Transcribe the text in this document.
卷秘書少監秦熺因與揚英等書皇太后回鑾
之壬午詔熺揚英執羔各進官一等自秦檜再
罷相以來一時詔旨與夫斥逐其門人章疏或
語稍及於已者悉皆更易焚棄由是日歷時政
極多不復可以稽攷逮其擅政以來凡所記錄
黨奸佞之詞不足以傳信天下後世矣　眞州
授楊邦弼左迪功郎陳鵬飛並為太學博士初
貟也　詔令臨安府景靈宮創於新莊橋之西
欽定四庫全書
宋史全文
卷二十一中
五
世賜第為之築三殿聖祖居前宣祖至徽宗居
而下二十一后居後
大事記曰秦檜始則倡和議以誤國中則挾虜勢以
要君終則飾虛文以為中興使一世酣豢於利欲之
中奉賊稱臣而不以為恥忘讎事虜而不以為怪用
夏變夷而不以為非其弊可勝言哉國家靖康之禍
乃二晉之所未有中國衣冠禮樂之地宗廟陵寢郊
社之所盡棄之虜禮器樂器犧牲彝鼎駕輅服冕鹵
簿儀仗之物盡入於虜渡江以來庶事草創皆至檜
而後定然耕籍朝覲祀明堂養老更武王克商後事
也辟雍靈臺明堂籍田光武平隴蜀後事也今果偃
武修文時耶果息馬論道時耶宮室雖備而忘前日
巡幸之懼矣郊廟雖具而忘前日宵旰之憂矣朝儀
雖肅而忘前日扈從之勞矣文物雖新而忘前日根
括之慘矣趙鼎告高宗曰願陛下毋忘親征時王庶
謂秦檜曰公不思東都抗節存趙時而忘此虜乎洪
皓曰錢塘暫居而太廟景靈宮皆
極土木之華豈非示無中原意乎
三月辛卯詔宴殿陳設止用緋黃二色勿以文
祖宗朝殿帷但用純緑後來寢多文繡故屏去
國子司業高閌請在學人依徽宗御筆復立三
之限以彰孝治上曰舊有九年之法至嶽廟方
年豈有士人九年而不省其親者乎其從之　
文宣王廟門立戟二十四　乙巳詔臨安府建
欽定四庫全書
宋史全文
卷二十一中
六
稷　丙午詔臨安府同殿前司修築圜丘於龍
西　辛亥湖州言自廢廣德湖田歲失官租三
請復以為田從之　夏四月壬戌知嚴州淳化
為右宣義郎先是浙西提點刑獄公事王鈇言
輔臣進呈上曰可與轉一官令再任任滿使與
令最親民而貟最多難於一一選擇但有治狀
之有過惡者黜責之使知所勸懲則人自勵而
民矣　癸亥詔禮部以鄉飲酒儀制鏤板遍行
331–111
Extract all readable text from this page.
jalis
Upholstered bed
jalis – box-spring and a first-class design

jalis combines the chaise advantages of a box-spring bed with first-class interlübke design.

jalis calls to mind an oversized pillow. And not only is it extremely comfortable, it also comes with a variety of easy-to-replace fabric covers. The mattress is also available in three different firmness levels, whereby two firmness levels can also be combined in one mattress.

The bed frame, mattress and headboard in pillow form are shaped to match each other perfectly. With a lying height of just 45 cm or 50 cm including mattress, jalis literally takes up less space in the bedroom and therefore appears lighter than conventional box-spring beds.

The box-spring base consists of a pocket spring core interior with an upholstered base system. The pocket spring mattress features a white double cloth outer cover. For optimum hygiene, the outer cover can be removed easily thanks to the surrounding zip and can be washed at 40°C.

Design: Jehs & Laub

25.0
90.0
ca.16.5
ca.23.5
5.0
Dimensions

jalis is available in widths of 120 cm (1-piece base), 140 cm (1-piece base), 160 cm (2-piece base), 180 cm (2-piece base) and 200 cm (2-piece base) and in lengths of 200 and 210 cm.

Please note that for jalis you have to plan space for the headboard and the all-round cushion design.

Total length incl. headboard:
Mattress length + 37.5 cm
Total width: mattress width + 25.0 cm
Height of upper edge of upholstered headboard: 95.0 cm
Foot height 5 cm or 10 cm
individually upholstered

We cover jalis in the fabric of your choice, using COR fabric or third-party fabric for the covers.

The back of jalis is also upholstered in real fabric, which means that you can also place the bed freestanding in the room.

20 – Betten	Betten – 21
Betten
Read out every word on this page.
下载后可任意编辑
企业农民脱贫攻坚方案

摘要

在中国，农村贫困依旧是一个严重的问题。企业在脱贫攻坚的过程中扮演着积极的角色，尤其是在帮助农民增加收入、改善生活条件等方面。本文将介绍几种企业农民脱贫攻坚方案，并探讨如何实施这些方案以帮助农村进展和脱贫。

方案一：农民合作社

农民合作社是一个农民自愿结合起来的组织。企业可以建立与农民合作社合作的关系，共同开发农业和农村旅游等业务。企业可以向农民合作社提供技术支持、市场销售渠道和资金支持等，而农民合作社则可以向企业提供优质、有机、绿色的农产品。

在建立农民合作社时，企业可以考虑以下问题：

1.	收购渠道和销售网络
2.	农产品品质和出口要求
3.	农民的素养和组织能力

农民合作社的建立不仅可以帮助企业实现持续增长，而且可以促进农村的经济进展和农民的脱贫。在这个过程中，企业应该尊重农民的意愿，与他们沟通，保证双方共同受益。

- - - - - - -

In the entries above, take the line containing "Read out every word on this page." and each later line through the last, and repeat them exactly. Output nothing else.

- COMPLETE ANSWER:
Read out every word on this page.
下载后可任意编辑
企业农民脱贫攻坚方案

摘要

在中国，农村贫困依旧是一个严重的问题。企业在脱贫攻坚的过程中扮演着积极的角色，尤其是在帮助农民增加收入、改善生活条件等方面。本文将介绍几种企业农民脱贫攻坚方案，并探讨如何实施这些方案以帮助农村进展和脱贫。

方案一：农民合作社

农民合作社是一个农民自愿结合起来的组织。企业可以建立与农民合作社合作的关系，共同开发农业和农村旅游等业务。企业可以向农民合作社提供技术支持、市场销售渠道和资金支持等，而农民合作社则可以向企业提供优质、有机、绿色的农产品。

在建立农民合作社时，企业可以考虑以下问题：

1.	收购渠道和销售网络
2.	农产品品质和出口要求
3.	农民的素养和组织能力

农民合作社的建立不仅可以帮助企业实现持续增长，而且可以促进农村的经济进展和农民的脱贫。在这个过程中，企业应该尊重农民的意愿，与他们沟通，保证双方共同受益。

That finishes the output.